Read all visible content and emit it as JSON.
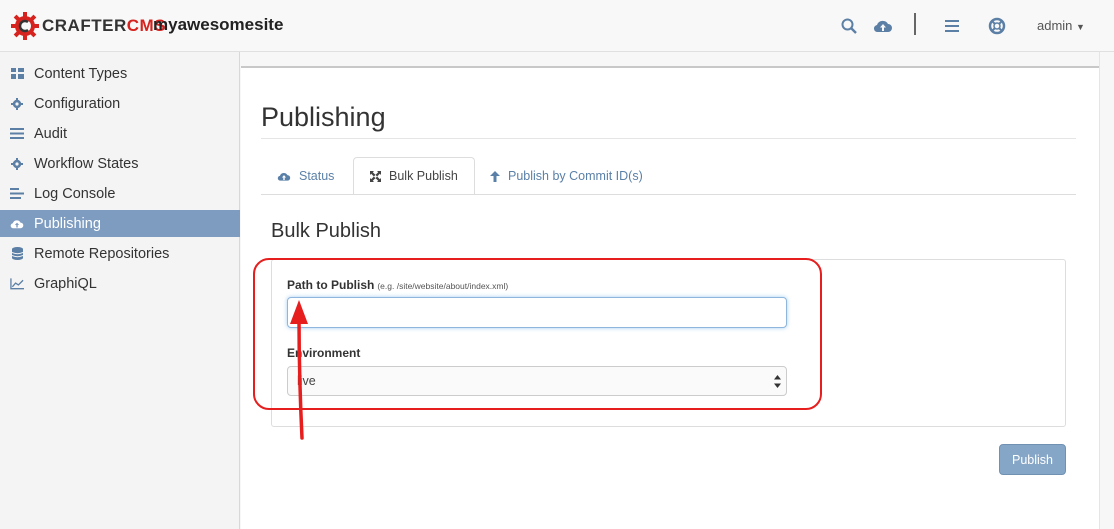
{
  "brand": {
    "part1": "CRAFTER",
    "part2": "CMS",
    "accent": "#d6231f"
  },
  "header": {
    "site_name": "myawesomesite",
    "icons": [
      "search-icon",
      "cloud-upload-icon",
      "menu-icon",
      "help-lifebuoy-icon"
    ],
    "user": "admin"
  },
  "sidebar": {
    "items": [
      {
        "label": "Content Types",
        "icon": "grid-icon"
      },
      {
        "label": "Configuration",
        "icon": "gear-icon"
      },
      {
        "label": "Audit",
        "icon": "list-icon"
      },
      {
        "label": "Workflow States",
        "icon": "gear-icon"
      },
      {
        "label": "Log Console",
        "icon": "align-left-icon"
      },
      {
        "label": "Publishing",
        "icon": "cloud-upload-icon",
        "active": true
      },
      {
        "label": "Remote Repositories",
        "icon": "database-icon"
      },
      {
        "label": "GraphiQL",
        "icon": "line-chart-icon"
      }
    ],
    "active_color": "#7e9cc0"
  },
  "main": {
    "title": "Publishing",
    "tabs": [
      {
        "label": "Status",
        "icon": "cloud-upload-icon"
      },
      {
        "label": "Bulk Publish",
        "icon": "expand-arrows-icon",
        "active": true
      },
      {
        "label": "Publish by Commit ID(s)",
        "icon": "arrow-up-icon"
      }
    ],
    "section_title": "Bulk Publish",
    "form": {
      "path_label": "Path to Publish",
      "path_hint": "(e.g. /site/website/about/index.xml)",
      "path_value": "/",
      "env_label": "Environment",
      "env_value": "live"
    },
    "publish_button": "Publish"
  },
  "annotation": {
    "color": "#e61e1e"
  }
}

__SET TASK__
Repeat every record precisely. Any picture among them stays out of the copy.

__RESULT FOR THIS EXERCISE__
Read all visible content and emit it as JSON.
{
  "brand": {
    "part1": "CRAFTER",
    "part2": "CMS",
    "accent": "#d6231f"
  },
  "header": {
    "site_name": "myawesomesite",
    "icons": [
      "search-icon",
      "cloud-upload-icon",
      "menu-icon",
      "help-lifebuoy-icon"
    ],
    "user": "admin"
  },
  "sidebar": {
    "items": [
      {
        "label": "Content Types",
        "icon": "grid-icon"
      },
      {
        "label": "Configuration",
        "icon": "gear-icon"
      },
      {
        "label": "Audit",
        "icon": "list-icon"
      },
      {
        "label": "Workflow States",
        "icon": "gear-icon"
      },
      {
        "label": "Log Console",
        "icon": "align-left-icon"
      },
      {
        "label": "Publishing",
        "icon": "cloud-upload-icon",
        "active": true
      },
      {
        "label": "Remote Repositories",
        "icon": "database-icon"
      },
      {
        "label": "GraphiQL",
        "icon": "line-chart-icon"
      }
    ],
    "active_color": "#7e9cc0"
  },
  "main": {
    "title": "Publishing",
    "tabs": [
      {
        "label": "Status",
        "icon": "cloud-upload-icon"
      },
      {
        "label": "Bulk Publish",
        "icon": "expand-arrows-icon",
        "active": true
      },
      {
        "label": "Publish by Commit ID(s)",
        "icon": "arrow-up-icon"
      }
    ],
    "section_title": "Bulk Publish",
    "form": {
      "path_label": "Path to Publish",
      "path_hint": "(e.g. /site/website/about/index.xml)",
      "path_value": "/",
      "env_label": "Environment",
      "env_value": "live"
    },
    "publish_button": "Publish"
  },
  "annotation": {
    "color": "#e61e1e"
  }
}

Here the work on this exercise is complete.